--- START ---

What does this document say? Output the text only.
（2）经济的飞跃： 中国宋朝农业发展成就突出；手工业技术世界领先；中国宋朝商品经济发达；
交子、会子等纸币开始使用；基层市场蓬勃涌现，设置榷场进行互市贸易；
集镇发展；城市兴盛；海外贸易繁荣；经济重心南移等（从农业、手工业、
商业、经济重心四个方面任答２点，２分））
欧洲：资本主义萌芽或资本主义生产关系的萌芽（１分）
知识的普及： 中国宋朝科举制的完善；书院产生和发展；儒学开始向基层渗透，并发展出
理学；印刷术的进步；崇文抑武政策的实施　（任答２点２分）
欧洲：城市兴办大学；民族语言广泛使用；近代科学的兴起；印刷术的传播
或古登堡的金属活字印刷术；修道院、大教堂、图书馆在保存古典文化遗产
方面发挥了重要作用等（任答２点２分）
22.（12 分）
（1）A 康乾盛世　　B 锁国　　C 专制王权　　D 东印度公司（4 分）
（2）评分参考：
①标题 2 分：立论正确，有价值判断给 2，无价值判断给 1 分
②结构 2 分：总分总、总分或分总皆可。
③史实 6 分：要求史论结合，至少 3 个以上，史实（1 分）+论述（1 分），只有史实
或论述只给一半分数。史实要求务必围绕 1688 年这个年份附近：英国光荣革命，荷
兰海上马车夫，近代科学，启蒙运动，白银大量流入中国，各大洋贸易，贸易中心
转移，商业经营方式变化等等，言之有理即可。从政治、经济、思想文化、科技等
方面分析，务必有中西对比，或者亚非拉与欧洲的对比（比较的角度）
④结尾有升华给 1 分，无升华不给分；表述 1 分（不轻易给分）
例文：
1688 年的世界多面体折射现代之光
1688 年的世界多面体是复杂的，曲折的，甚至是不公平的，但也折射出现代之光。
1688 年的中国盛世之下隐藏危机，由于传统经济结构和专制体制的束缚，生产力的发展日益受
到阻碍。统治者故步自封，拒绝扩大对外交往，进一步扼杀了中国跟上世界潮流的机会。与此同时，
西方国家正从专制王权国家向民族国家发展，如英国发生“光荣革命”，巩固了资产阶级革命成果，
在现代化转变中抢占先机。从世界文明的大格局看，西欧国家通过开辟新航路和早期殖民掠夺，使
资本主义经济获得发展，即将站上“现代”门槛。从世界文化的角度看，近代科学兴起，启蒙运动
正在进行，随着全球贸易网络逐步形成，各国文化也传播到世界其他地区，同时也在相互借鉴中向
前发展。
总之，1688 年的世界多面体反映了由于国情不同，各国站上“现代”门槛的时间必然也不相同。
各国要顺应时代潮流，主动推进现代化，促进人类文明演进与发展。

--- END ---
--- START ---

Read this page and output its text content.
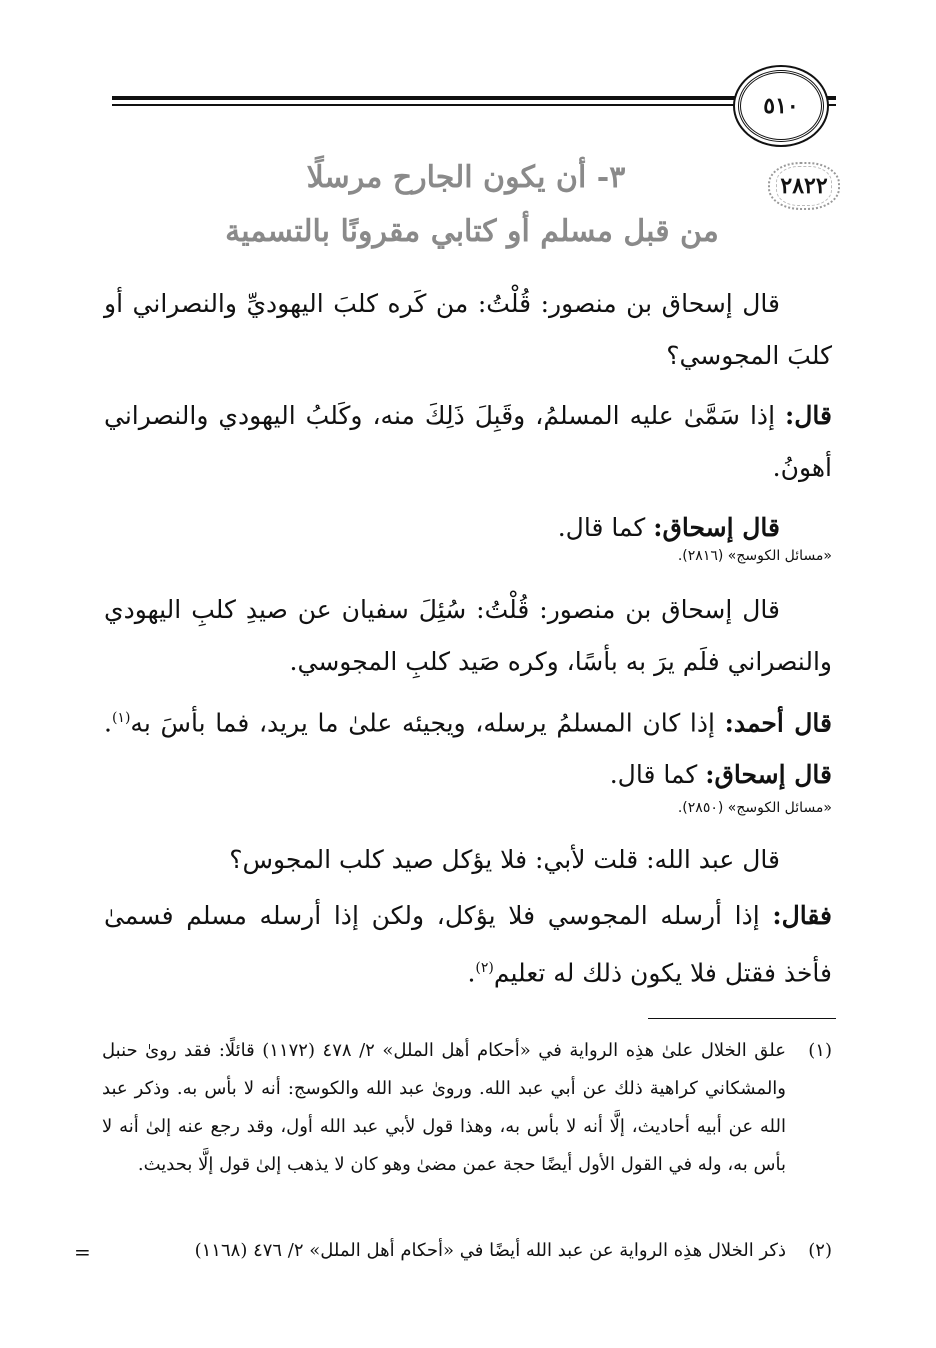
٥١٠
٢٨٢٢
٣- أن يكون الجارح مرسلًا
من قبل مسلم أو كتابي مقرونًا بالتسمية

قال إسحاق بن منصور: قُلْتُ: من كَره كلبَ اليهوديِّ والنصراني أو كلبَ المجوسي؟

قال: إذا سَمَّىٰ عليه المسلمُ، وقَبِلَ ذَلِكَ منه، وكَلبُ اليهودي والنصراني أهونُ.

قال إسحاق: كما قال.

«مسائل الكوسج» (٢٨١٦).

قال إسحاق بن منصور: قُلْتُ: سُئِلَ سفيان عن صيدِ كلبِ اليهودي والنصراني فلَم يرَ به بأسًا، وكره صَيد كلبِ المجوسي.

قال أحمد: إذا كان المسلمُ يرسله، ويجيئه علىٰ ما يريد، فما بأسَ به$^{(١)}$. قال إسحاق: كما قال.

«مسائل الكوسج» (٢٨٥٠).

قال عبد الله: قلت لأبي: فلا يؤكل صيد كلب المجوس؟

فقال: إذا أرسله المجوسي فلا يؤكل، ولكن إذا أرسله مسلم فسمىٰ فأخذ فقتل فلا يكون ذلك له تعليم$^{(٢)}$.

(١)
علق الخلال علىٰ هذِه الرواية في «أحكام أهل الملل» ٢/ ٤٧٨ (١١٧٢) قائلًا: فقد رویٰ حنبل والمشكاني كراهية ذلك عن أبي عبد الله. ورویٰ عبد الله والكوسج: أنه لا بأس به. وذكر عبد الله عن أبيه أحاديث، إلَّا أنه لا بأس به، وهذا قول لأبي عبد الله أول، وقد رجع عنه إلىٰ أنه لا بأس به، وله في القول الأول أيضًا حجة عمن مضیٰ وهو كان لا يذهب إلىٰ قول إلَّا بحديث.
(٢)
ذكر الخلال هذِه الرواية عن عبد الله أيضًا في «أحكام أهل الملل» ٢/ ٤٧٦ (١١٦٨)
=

--- END ---

> AIM OF THE EXERCISE
Only a number is wanted: how many lines contain the word "يكون"?

> COMPLETE ANSWER
2